### Problem to work on
Answer these from the review of the film Judy:
1. Who wrote the story of Judy, and whose play is it based on?
2. Which actor plays the impresario Bernard Delfont?
3. Who directed the film?

### Extracted text
════════════════
But the fact is Garland wasn’t just a voice. She belonged in the spotlight, with her unique blend of confidence and vulnerability. She was a dazzling movie talent from her teens – until the trolley-car stopped.

The star of Judy is Renee Zellweger, who is quite extraordinary, not only looking and sounding remarkably like Garland, but capturing that unique, fragile pizzazz that nobody else has ever quite matched.

The story of Judy – written by Tom Edge from a play by another Englishman Peter Quilter – takes place in the late Sixties, in the last year of her life.  She was just 47, but her film career had dried up, as had her live work at home.

She lived a gypsy life with her two youngest kids, who she often took on stage with her.

And she lived on a constant diet of pills – downers to go to sleep, uppers to wake her up. She was essentially homeless, and often relied on the kindness of fans.

Then she was offered a lifeline – another season in London, where Garland had always been a huge star.

Those are the bare bones of the story, but there’s far more to Judy than the ups and downs of a neurotic, self-obsessed performer who can’t accept that the party might be over.  

How did she get here? asks the film. And we trip back regularly to the so-called glory days, when Garland was making films like The Wizard of Oz.

The life of a star – particularly child stars like Garland and her long-time pal/would-be boyfriend Mickey Rooney – was notoriously brief. 

When you were working for a slave-driver like Louis B Mayer you didn’t stop for sleep, or food. The public liked their stars thin, and the MGM doctors had just the pills to keep them like that.

So what happened? Who stopped Garland from living the sort of normal life she kept claiming she wanted and needed? How much to blame was the monstrous Mayer for her subsequent troubles?

And how much was it the fault of the string of frankly useless men she hooked up with?

Rufus Sewell plays her former manager and ex-husband, Sid Lufts, who to his credit did his best for a while.

But Garland was often her own worst enemy when it came to picking good-looking losers like Mickey Deans, whose plans and schemes for her were mostly so much hot air.

Meanwhile, as Garland's life was falling apart, the London’s Talk of the Town shows had to go on.

Impresario Bernard Delfont is nicely played by Michael Gambon at his shiftiest, while Delfont’s Girl Friday is played by this year’s actual A Star Is Born, Jessie Buckley. 

Buckley makes the most of her limited screen time in a way Garland herself would applaud.

But the film is blessed with a wonderful – and almost certainly award-winning – performance by Zellweger. I’ve never seen her better, both on-stage and off, and she shows the self-centred steel under the vulnerable exterior.

This isn’t a poor-me/victim performance that the real-life Garland would occasionally play to great effect with her audiences – the famous Friends of Dorothy.

It’s far more, thanks to a terrific, thoughtful and well-researched script, and sharp direction from Rupert Goold. 

Why would anyone put themselves through this sort of torture, asks the film? Is stardom really worth such a price?

To which Garland's answer would be simple: I don’t understand the question. Of course it is.
════════════════
### Excerpted records
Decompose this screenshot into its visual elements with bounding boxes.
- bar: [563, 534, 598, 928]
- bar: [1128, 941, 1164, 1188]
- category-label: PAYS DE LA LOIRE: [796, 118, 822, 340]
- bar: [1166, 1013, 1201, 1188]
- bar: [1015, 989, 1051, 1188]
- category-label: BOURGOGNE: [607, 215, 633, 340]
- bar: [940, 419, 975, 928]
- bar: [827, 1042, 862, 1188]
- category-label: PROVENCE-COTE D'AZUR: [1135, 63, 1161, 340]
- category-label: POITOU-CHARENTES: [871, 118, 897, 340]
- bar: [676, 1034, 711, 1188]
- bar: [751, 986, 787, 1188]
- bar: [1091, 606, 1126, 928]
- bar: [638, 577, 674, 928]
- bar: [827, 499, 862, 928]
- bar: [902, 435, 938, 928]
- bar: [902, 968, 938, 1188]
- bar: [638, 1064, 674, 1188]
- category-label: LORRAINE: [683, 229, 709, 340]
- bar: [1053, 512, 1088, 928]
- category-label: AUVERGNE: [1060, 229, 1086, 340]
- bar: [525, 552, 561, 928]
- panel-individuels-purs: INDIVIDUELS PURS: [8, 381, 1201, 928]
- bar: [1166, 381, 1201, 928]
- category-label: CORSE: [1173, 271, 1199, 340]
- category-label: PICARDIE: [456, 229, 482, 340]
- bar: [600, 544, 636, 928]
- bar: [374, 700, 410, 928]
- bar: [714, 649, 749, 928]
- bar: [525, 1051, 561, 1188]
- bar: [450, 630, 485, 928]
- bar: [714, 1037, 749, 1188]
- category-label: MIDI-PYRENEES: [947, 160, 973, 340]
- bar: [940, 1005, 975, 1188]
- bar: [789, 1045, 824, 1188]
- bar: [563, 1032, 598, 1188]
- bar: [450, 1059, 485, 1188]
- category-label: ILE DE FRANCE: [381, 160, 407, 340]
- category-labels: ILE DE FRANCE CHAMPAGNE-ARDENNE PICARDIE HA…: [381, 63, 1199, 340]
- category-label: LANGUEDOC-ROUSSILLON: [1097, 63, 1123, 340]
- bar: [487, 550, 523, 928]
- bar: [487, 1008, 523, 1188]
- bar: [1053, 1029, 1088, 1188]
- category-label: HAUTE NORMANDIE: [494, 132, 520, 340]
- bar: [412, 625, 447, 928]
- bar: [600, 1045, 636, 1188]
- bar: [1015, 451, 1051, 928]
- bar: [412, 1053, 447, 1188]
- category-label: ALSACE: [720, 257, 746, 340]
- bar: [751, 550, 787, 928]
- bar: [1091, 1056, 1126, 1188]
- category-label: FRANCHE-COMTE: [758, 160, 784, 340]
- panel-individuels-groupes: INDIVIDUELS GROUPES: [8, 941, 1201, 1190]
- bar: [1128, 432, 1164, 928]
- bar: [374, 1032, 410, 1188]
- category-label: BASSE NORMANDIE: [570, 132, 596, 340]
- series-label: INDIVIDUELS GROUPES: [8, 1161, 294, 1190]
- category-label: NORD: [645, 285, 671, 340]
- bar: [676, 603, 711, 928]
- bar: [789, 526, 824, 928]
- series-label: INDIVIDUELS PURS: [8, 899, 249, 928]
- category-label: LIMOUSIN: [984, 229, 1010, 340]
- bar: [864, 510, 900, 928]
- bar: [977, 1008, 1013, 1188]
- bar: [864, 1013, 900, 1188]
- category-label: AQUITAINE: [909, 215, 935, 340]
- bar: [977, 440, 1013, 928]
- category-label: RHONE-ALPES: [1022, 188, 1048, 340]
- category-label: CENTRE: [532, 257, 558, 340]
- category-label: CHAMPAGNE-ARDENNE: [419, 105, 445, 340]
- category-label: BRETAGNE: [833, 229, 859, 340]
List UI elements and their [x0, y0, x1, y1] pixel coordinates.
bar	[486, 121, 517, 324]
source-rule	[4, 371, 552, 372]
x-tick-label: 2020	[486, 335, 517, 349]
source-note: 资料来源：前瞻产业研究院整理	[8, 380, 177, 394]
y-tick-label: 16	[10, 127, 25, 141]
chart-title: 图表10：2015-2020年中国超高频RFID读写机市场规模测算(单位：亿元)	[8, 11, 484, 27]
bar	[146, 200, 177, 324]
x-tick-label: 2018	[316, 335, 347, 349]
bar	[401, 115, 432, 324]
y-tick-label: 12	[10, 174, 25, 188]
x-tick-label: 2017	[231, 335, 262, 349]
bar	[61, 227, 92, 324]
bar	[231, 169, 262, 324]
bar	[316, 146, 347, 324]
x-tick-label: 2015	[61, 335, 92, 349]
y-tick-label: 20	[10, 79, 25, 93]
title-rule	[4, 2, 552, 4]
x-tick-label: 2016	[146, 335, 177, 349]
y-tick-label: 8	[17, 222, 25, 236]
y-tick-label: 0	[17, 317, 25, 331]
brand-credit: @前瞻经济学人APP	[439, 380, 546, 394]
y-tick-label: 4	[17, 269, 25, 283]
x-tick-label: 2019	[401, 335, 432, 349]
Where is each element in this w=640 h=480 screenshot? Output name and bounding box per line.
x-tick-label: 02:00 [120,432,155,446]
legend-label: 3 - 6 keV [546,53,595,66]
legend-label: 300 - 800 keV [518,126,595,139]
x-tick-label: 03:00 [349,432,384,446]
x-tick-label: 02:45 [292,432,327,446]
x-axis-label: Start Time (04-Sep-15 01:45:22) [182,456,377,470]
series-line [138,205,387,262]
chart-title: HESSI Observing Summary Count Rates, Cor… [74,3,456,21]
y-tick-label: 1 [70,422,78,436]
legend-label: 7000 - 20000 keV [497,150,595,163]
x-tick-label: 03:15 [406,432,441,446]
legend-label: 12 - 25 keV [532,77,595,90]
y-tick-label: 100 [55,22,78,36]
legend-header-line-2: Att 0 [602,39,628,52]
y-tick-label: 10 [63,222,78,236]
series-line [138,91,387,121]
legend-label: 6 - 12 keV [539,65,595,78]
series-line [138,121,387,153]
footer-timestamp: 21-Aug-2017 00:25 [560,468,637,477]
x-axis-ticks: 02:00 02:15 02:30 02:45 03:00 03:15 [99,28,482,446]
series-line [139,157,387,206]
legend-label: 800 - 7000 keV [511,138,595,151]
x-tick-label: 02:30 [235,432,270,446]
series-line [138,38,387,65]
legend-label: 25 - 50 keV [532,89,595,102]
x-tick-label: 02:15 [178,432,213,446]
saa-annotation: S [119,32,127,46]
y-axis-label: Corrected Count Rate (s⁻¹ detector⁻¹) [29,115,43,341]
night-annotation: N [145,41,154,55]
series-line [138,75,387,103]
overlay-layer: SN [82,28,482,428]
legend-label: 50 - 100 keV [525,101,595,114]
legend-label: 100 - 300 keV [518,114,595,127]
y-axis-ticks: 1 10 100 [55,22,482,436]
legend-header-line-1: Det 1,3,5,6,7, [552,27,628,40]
════════════════
### Task result
1. Tom Edge wrote it, from a play by Peter Quilter.
2. Michael Gambon.
3. Rupert Goold.